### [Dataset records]
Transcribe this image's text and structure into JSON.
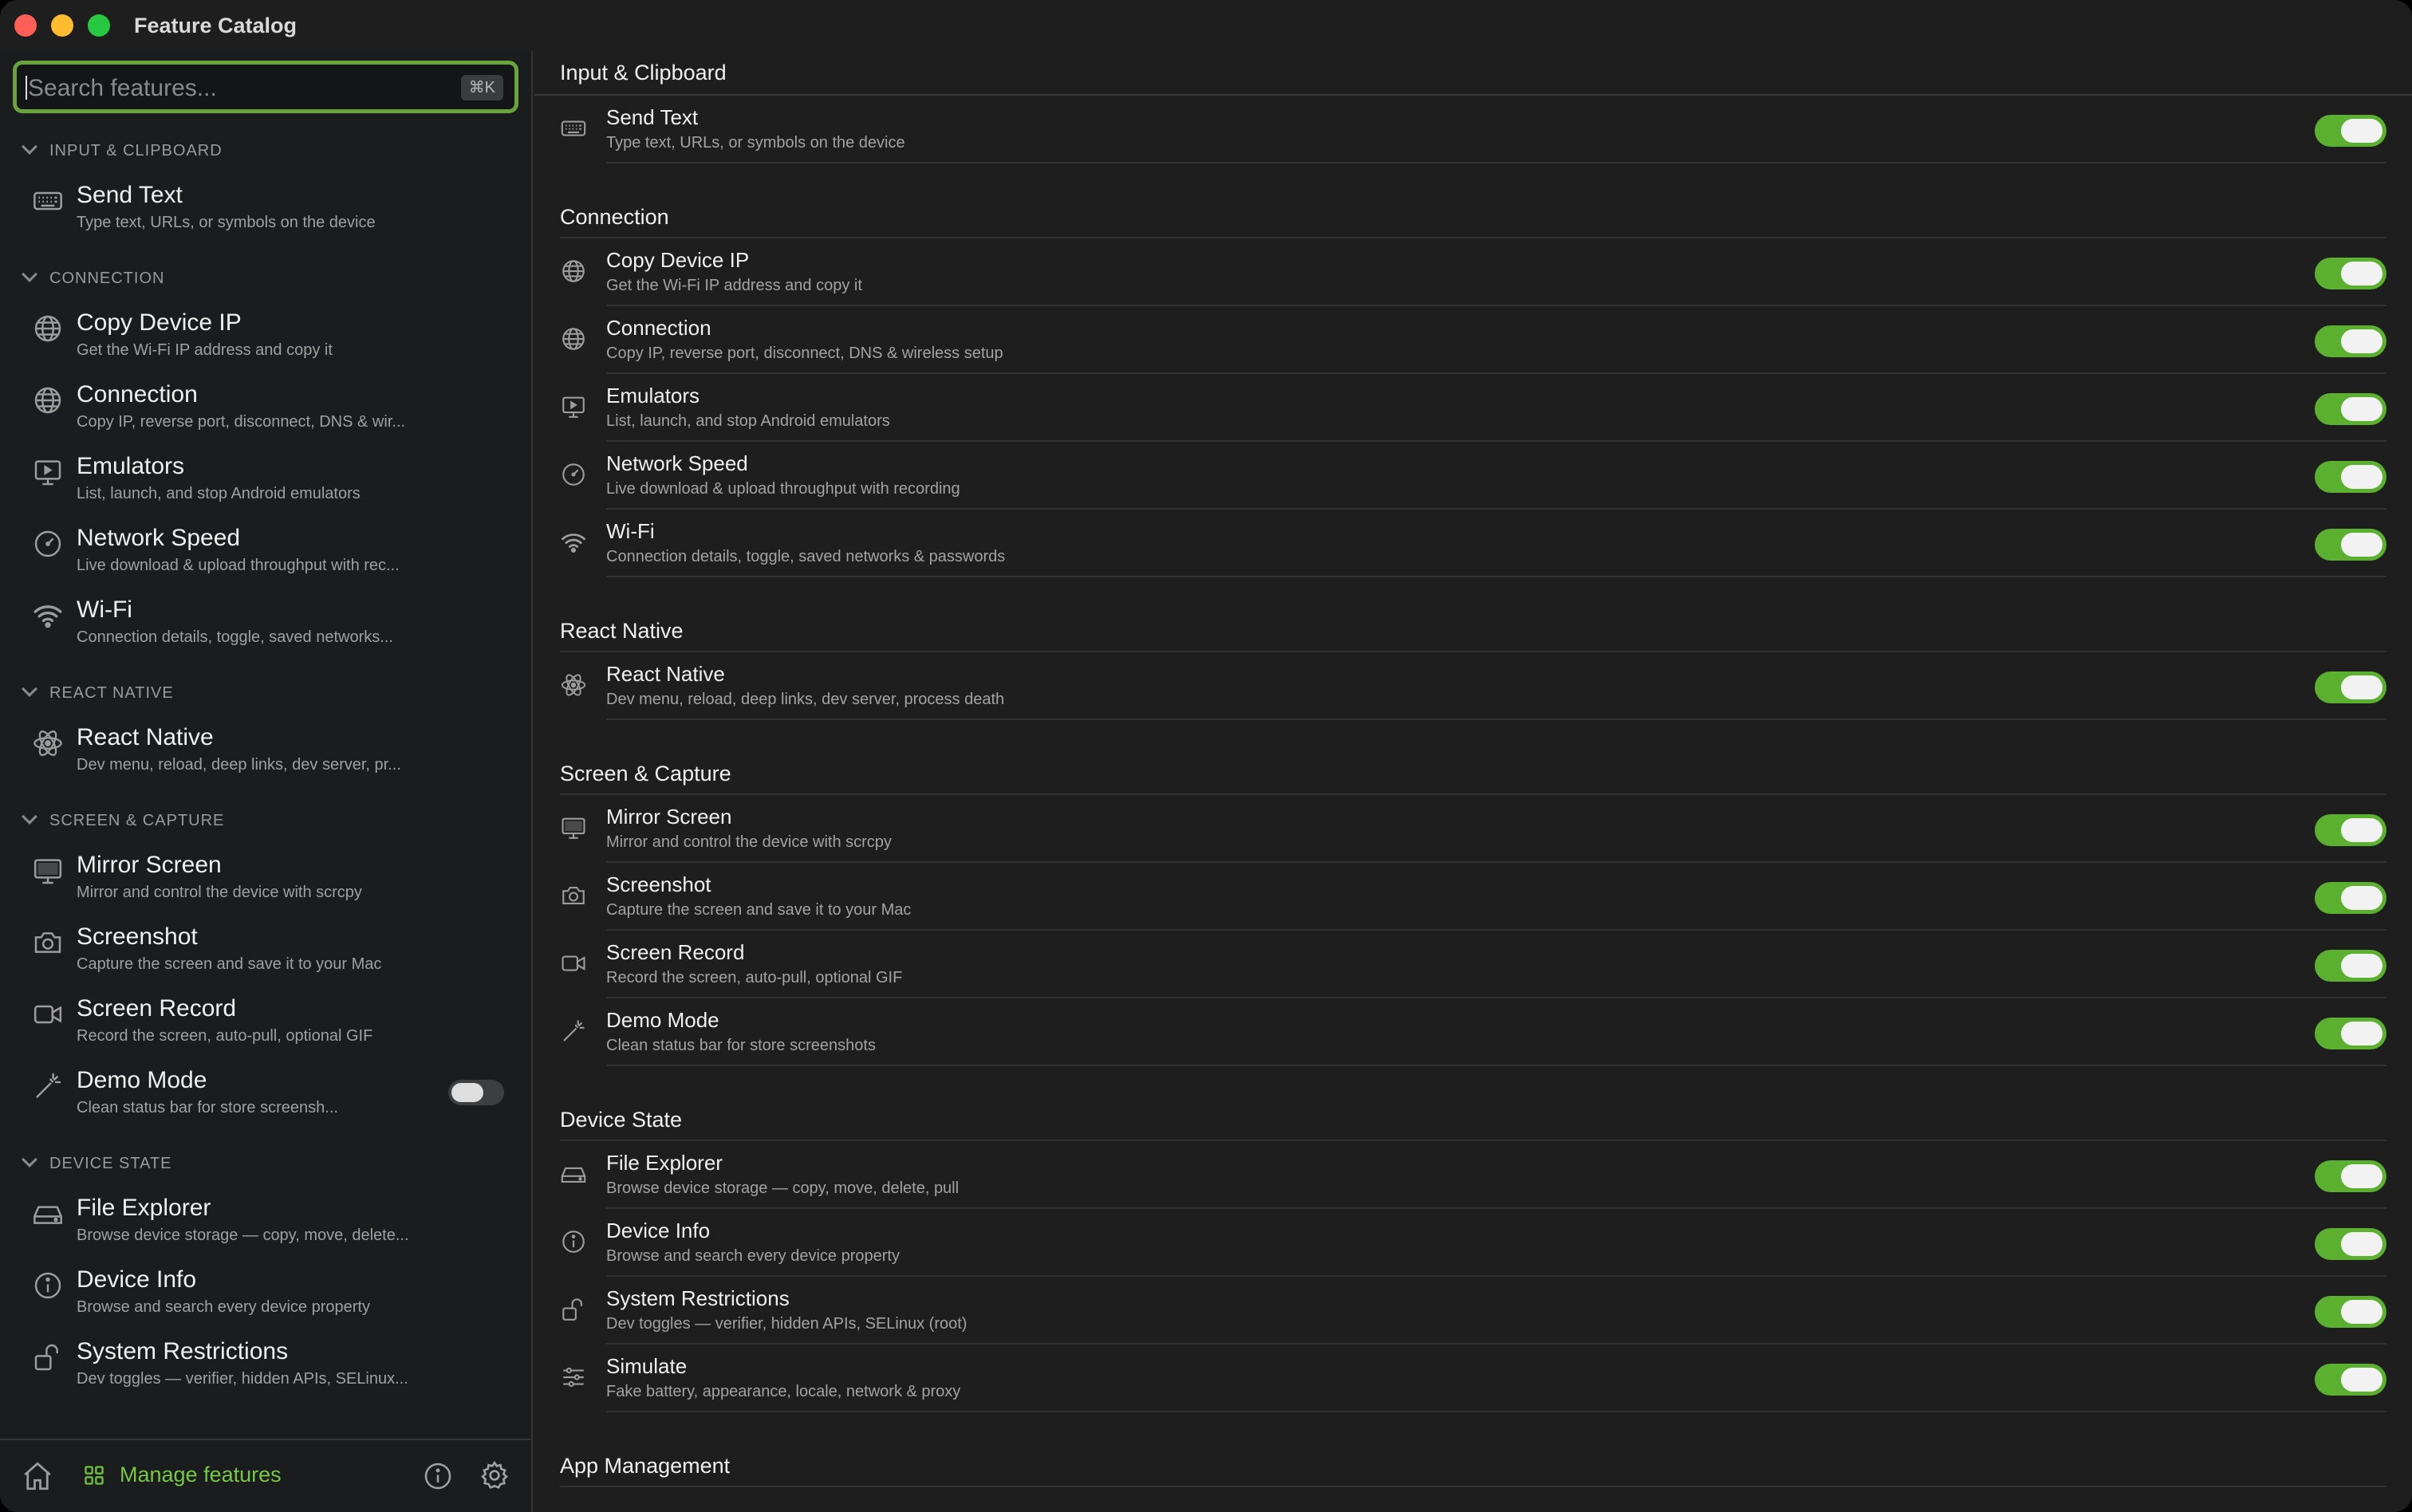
{
  "window": {
    "title": "Feature Catalog"
  },
  "search": {
    "placeholder": "Search features...",
    "shortcut": "⌘K"
  },
  "sidebar": {
    "sections": [
      {
        "label": "INPUT & CLIPBOARD",
        "items": [
          {
            "icon": "keyboard-icon",
            "title": "Send Text",
            "desc": "Type text, URLs, or symbols on the device"
          }
        ]
      },
      {
        "label": "CONNECTION",
        "items": [
          {
            "icon": "globe-icon",
            "title": "Copy Device IP",
            "desc": "Get the Wi-Fi IP address and copy it"
          },
          {
            "icon": "globe-icon",
            "title": "Connection",
            "desc": "Copy IP, reverse port, disconnect, DNS & wir..."
          },
          {
            "icon": "emulator-icon",
            "title": "Emulators",
            "desc": "List, launch, and stop Android emulators"
          },
          {
            "icon": "speedometer-icon",
            "title": "Network Speed",
            "desc": "Live download & upload throughput with rec..."
          },
          {
            "icon": "wifi-icon",
            "title": "Wi-Fi",
            "desc": "Connection details, toggle, saved networks..."
          }
        ]
      },
      {
        "label": "REACT NATIVE",
        "items": [
          {
            "icon": "atom-icon",
            "title": "React Native",
            "desc": "Dev menu, reload, deep links, dev server, pr..."
          }
        ]
      },
      {
        "label": "SCREEN & CAPTURE",
        "items": [
          {
            "icon": "monitor-icon",
            "title": "Mirror Screen",
            "desc": "Mirror and control the device with scrcpy"
          },
          {
            "icon": "camera-icon",
            "title": "Screenshot",
            "desc": "Capture the screen and save it to your Mac"
          },
          {
            "icon": "video-icon",
            "title": "Screen Record",
            "desc": "Record the screen, auto-pull, optional GIF"
          },
          {
            "icon": "wand-icon",
            "title": "Demo Mode",
            "desc": "Clean status bar for store screensh...",
            "toggle": false
          }
        ]
      },
      {
        "label": "DEVICE STATE",
        "items": [
          {
            "icon": "drive-icon",
            "title": "File Explorer",
            "desc": "Browse device storage — copy, move, delete..."
          },
          {
            "icon": "info-icon",
            "title": "Device Info",
            "desc": "Browse and search every device property"
          },
          {
            "icon": "unlock-icon",
            "title": "System Restrictions",
            "desc": "Dev toggles — verifier, hidden APIs, SELinux..."
          }
        ]
      }
    ]
  },
  "footer": {
    "manage_label": "Manage features"
  },
  "main": {
    "sections": [
      {
        "label": "Input & Clipboard",
        "items": [
          {
            "icon": "keyboard-icon",
            "title": "Send Text",
            "desc": "Type text, URLs, or symbols on the device",
            "enabled": true
          }
        ]
      },
      {
        "label": "Connection",
        "items": [
          {
            "icon": "globe-icon",
            "title": "Copy Device IP",
            "desc": "Get the Wi-Fi IP address and copy it",
            "enabled": true
          },
          {
            "icon": "globe-icon",
            "title": "Connection",
            "desc": "Copy IP, reverse port, disconnect, DNS & wireless setup",
            "enabled": true
          },
          {
            "icon": "emulator-icon",
            "title": "Emulators",
            "desc": "List, launch, and stop Android emulators",
            "enabled": true
          },
          {
            "icon": "speedometer-icon",
            "title": "Network Speed",
            "desc": "Live download & upload throughput with recording",
            "enabled": true
          },
          {
            "icon": "wifi-icon",
            "title": "Wi-Fi",
            "desc": "Connection details, toggle, saved networks & passwords",
            "enabled": true
          }
        ]
      },
      {
        "label": "React Native",
        "items": [
          {
            "icon": "atom-icon",
            "title": "React Native",
            "desc": "Dev menu, reload, deep links, dev server, process death",
            "enabled": true
          }
        ]
      },
      {
        "label": "Screen & Capture",
        "items": [
          {
            "icon": "monitor-icon",
            "title": "Mirror Screen",
            "desc": "Mirror and control the device with scrcpy",
            "enabled": true
          },
          {
            "icon": "camera-icon",
            "title": "Screenshot",
            "desc": "Capture the screen and save it to your Mac",
            "enabled": true
          },
          {
            "icon": "video-icon",
            "title": "Screen Record",
            "desc": "Record the screen, auto-pull, optional GIF",
            "enabled": true
          },
          {
            "icon": "wand-icon",
            "title": "Demo Mode",
            "desc": "Clean status bar for store screenshots",
            "enabled": true
          }
        ]
      },
      {
        "label": "Device State",
        "items": [
          {
            "icon": "drive-icon",
            "title": "File Explorer",
            "desc": "Browse device storage — copy, move, delete, pull",
            "enabled": true
          },
          {
            "icon": "info-icon",
            "title": "Device Info",
            "desc": "Browse and search every device property",
            "enabled": true
          },
          {
            "icon": "unlock-icon",
            "title": "System Restrictions",
            "desc": "Dev toggles — verifier, hidden APIs, SELinux (root)",
            "enabled": true
          },
          {
            "icon": "sliders-icon",
            "title": "Simulate",
            "desc": "Fake battery, appearance, locale, network & proxy",
            "enabled": true
          }
        ]
      },
      {
        "label": "App Management",
        "items": []
      }
    ]
  },
  "colors": {
    "accent": "#6aa33c",
    "toggle_on": "#5bb030",
    "background": "#1e1e1e",
    "sidebar": "#1b1c1e"
  }
}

### [Set problem]
Which lines above contain the word "auto"? Copy each of them.

### [Output below]
            "desc": "Record the screen, auto-pull, optional GIF"
            "desc": "Record the screen, auto-pull, optional GIF",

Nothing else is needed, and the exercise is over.